▶ _Problem description_
Set down each entry from the block beneath, exactly as written.

Saved data entries:
>>>>
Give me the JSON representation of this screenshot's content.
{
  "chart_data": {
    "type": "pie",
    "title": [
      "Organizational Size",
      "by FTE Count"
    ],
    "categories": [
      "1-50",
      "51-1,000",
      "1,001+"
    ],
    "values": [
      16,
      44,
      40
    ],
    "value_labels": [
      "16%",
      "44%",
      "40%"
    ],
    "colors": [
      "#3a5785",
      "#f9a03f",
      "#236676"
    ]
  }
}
<<<<
▶ _Result_
Give me the JSON representation of this screenshot's content.
{
  "chart_data": {
    "type": "pie",
    "title": [
      "Organizational Size",
      "by FTE Count"
    ],
    "categories": [
      "1-50",
      "51-1,000",
      "1,001+"
    ],
    "values": [
      16,
      44,
      40
    ],
    "value_labels": [
      "16%",
      "44%",
      "40%"
    ],
    "colors": [
      "#3a5785",
      "#f9a03f",
      "#236676"
    ]
  }
}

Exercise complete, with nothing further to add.